■ WHAT TO WORK ON ■
Each line should be copied exactly.

(Dataset items)
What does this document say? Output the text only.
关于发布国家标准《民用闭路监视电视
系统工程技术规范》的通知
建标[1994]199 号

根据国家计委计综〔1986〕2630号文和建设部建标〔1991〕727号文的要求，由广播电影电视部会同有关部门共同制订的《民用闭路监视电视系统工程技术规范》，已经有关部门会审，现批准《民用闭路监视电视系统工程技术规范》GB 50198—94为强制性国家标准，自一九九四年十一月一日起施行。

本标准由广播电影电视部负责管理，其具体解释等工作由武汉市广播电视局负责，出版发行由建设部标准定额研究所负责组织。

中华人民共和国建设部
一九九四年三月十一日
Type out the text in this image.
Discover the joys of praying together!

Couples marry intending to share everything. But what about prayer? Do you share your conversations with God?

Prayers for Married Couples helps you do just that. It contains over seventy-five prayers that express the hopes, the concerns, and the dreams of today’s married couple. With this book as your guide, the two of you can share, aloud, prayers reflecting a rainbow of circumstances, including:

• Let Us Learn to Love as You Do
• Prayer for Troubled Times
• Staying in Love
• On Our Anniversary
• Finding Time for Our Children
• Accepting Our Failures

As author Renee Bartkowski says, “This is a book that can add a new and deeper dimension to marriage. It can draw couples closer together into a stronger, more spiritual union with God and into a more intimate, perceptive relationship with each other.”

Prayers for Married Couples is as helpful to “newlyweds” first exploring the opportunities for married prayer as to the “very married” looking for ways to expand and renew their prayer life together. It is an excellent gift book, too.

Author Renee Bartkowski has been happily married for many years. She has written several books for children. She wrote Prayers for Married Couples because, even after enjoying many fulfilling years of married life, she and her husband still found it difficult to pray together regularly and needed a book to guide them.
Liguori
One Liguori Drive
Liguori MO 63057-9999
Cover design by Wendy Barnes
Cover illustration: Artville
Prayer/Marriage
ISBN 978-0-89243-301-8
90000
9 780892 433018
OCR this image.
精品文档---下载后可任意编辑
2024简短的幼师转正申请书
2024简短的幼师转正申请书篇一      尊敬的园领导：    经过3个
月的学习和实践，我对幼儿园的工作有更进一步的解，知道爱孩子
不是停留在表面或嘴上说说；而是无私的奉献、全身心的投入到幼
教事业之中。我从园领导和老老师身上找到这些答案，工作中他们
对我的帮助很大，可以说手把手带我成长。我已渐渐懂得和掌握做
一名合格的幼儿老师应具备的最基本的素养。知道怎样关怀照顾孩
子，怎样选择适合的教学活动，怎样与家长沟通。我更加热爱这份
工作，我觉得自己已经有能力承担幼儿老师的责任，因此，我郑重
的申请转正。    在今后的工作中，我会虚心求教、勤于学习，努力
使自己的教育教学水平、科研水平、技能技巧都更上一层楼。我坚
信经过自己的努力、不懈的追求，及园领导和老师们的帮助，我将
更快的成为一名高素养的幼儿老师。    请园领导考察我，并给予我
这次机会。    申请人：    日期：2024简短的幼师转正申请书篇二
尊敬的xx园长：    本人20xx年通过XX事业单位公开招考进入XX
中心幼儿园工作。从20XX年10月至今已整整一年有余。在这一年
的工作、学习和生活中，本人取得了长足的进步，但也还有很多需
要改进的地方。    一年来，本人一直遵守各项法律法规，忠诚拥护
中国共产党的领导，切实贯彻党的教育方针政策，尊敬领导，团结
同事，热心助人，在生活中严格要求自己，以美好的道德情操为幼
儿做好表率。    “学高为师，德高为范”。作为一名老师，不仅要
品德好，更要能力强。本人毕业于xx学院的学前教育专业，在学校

■ FULL ANSWER ■
What does this document say? Output the text only.
关于发布国家标准《民用闭路监视电视
系统工程技术规范》的通知
建标[1994]199 号

根据国家计委计综〔1986〕2630号文和建设部建标〔1991〕727号文的要求，由广播电影电视部会同有关部门共同制订的《民用闭路监视电视系统工程技术规范》，已经有关部门会审，现批准《民用闭路监视电视系统工程技术规范》GB 50198—94为强制性国家标准，自一九九四年十一月一日起施行。

本标准由广播电影电视部负责管理，其具体解释等工作由武汉市广播电视局负责，出版发行由建设部标准定额研究所负责组织。

中华人民共和国建设部
一九九四年三月十一日
Type out the text in this image.
Discover the joys of praying together!

Couples marry intending to share everything. But what about prayer? Do you share your conversations with God?

Prayers for Married Couples helps you do just that. It contains over seventy-five prayers that express the hopes, the concerns, and the dreams of today’s married couple. With this book as your guide, the two of you can share, aloud, prayers reflecting a rainbow of circumstances, including:

• Let Us Learn to Love as You Do
• Prayer for Troubled Times
• Staying in Love
• On Our Anniversary
• Finding Time for Our Children
• Accepting Our Failures

As author Renee Bartkowski says, “This is a book that can add a new and deeper dimension to marriage. It can draw couples closer together into a stronger, more spiritual union with God and into a more intimate, perceptive relationship with each other.”

Prayers for Married Couples is as helpful to “newlyweds” first exploring the opportunities for married prayer as to the “very married” looking for ways to expand and renew their prayer life together. It is an excellent gift book, too.

Author Renee Bartkowski has been happily married for many years. She has written several books for children. She wrote Prayers for Married Couples because, even after enjoying many fulfilling years of married life, she and her husband still found it difficult to pray together regularly and needed a book to guide them.
Liguori
One Liguori Drive
Liguori MO 63057-9999
Cover design by Wendy Barnes
Cover illustration: Artville
Prayer/Marriage
ISBN 978-0-89243-301-8
90000
9 780892 433018
OCR this image.
精品文档---下载后可任意编辑
2024简短的幼师转正申请书
2024简短的幼师转正申请书篇一      尊敬的园领导：    经过3个
月的学习和实践，我对幼儿园的工作有更进一步的解，知道爱孩子
不是停留在表面或嘴上说说；而是无私的奉献、全身心的投入到幼
教事业之中。我从园领导和老老师身上找到这些答案，工作中他们
对我的帮助很大，可以说手把手带我成长。我已渐渐懂得和掌握做
一名合格的幼儿老师应具备的最基本的素养。知道怎样关怀照顾孩
子，怎样选择适合的教学活动，怎样与家长沟通。我更加热爱这份
工作，我觉得自己已经有能力承担幼儿老师的责任，因此，我郑重
的申请转正。    在今后的工作中，我会虚心求教、勤于学习，努力
使自己的教育教学水平、科研水平、技能技巧都更上一层楼。我坚
信经过自己的努力、不懈的追求，及园领导和老师们的帮助，我将
更快的成为一名高素养的幼儿老师。    请园领导考察我，并给予我
这次机会。    申请人：    日期：2024简短的幼师转正申请书篇二
尊敬的xx园长：    本人20xx年通过XX事业单位公开招考进入XX
中心幼儿园工作。从20XX年10月至今已整整一年有余。在这一年
的工作、学习和生活中，本人取得了长足的进步，但也还有很多需
要改进的地方。    一年来，本人一直遵守各项法律法规，忠诚拥护
中国共产党的领导，切实贯彻党的教育方针政策，尊敬领导，团结
同事，热心助人，在生活中严格要求自己，以美好的道德情操为幼
儿做好表率。    “学高为师，德高为范”。作为一名老师，不仅要
品德好，更要能力强。本人毕业于xx学院的学前教育专业，在学校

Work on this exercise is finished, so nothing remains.